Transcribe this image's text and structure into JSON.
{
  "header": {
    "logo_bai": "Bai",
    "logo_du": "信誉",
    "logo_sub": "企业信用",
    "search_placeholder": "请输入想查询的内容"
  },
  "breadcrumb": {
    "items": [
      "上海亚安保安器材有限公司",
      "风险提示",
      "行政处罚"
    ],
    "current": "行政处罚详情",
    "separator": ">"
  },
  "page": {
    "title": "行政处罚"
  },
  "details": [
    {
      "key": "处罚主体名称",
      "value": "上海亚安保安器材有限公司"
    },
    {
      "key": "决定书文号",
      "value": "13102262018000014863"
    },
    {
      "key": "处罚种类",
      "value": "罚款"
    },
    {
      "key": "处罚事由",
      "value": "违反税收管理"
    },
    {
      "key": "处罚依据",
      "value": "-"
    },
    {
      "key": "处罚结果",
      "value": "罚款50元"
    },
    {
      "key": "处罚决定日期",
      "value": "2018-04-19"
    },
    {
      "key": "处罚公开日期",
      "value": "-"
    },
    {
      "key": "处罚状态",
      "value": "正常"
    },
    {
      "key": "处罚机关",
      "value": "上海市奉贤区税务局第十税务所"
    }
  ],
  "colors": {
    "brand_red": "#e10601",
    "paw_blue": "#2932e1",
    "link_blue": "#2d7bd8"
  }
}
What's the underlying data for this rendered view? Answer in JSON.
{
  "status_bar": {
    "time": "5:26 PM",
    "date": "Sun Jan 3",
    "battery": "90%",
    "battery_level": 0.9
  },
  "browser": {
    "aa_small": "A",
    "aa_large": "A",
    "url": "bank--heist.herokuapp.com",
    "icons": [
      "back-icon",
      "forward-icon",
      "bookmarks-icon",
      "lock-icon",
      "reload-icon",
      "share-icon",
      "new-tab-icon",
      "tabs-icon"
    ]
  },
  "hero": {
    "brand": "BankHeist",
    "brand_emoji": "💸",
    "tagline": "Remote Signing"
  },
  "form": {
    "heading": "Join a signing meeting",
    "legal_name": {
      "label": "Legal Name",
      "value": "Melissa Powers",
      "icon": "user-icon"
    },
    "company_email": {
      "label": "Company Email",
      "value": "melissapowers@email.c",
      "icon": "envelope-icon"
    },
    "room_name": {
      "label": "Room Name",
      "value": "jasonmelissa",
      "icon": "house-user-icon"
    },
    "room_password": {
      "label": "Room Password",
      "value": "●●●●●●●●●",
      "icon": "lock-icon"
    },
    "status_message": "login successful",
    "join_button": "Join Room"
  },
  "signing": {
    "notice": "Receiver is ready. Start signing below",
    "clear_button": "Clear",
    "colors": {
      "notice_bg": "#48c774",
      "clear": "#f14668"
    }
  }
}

===============

Could you reproduce every record above exactly as it appears?

Transcribe this image's text and structure into JSON.
{
  "header": {
    "logo_bai": "Bai",
    "logo_du": "信誉",
    "logo_sub": "企业信用",
    "search_placeholder": "请输入想查询的内容"
  },
  "breadcrumb": {
    "items": [
      "上海亚安保安器材有限公司",
      "风险提示",
      "行政处罚"
    ],
    "current": "行政处罚详情",
    "separator": ">"
  },
  "page": {
    "title": "行政处罚"
  },
  "details": [
    {
      "key": "处罚主体名称",
      "value": "上海亚安保安器材有限公司"
    },
    {
      "key": "决定书文号",
      "value": "13102262018000014863"
    },
    {
      "key": "处罚种类",
      "value": "罚款"
    },
    {
      "key": "处罚事由",
      "value": "违反税收管理"
    },
    {
      "key": "处罚依据",
      "value": "-"
    },
    {
      "key": "处罚结果",
      "value": "罚款50元"
    },
    {
      "key": "处罚决定日期",
      "value": "2018-04-19"
    },
    {
      "key": "处罚公开日期",
      "value": "-"
    },
    {
      "key": "处罚状态",
      "value": "正常"
    },
    {
      "key": "处罚机关",
      "value": "上海市奉贤区税务局第十税务所"
    }
  ],
  "colors": {
    "brand_red": "#e10601",
    "paw_blue": "#2932e1",
    "link_blue": "#2d7bd8"
  }
}
What's the underlying data for this rendered view? Answer in JSON.
{
  "status_bar": {
    "time": "5:26 PM",
    "date": "Sun Jan 3",
    "battery": "90%",
    "battery_level": 0.9
  },
  "browser": {
    "aa_small": "A",
    "aa_large": "A",
    "url": "bank--heist.herokuapp.com",
    "icons": [
      "back-icon",
      "forward-icon",
      "bookmarks-icon",
      "lock-icon",
      "reload-icon",
      "share-icon",
      "new-tab-icon",
      "tabs-icon"
    ]
  },
  "hero": {
    "brand": "BankHeist",
    "brand_emoji": "💸",
    "tagline": "Remote Signing"
  },
  "form": {
    "heading": "Join a signing meeting",
    "legal_name": {
      "label": "Legal Name",
      "value": "Melissa Powers",
      "icon": "user-icon"
    },
    "company_email": {
      "label": "Company Email",
      "value": "melissapowers@email.c",
      "icon": "envelope-icon"
    },
    "room_name": {
      "label": "Room Name",
      "value": "jasonmelissa",
      "icon": "house-user-icon"
    },
    "room_password": {
      "label": "Room Password",
      "value": "●●●●●●●●●",
      "icon": "lock-icon"
    },
    "status_message": "login successful",
    "join_button": "Join Room"
  },
  "signing": {
    "notice": "Receiver is ready. Start signing below",
    "clear_button": "Clear",
    "colors": {
      "notice_bg": "#48c774",
      "clear": "#f14668"
    }
  }
}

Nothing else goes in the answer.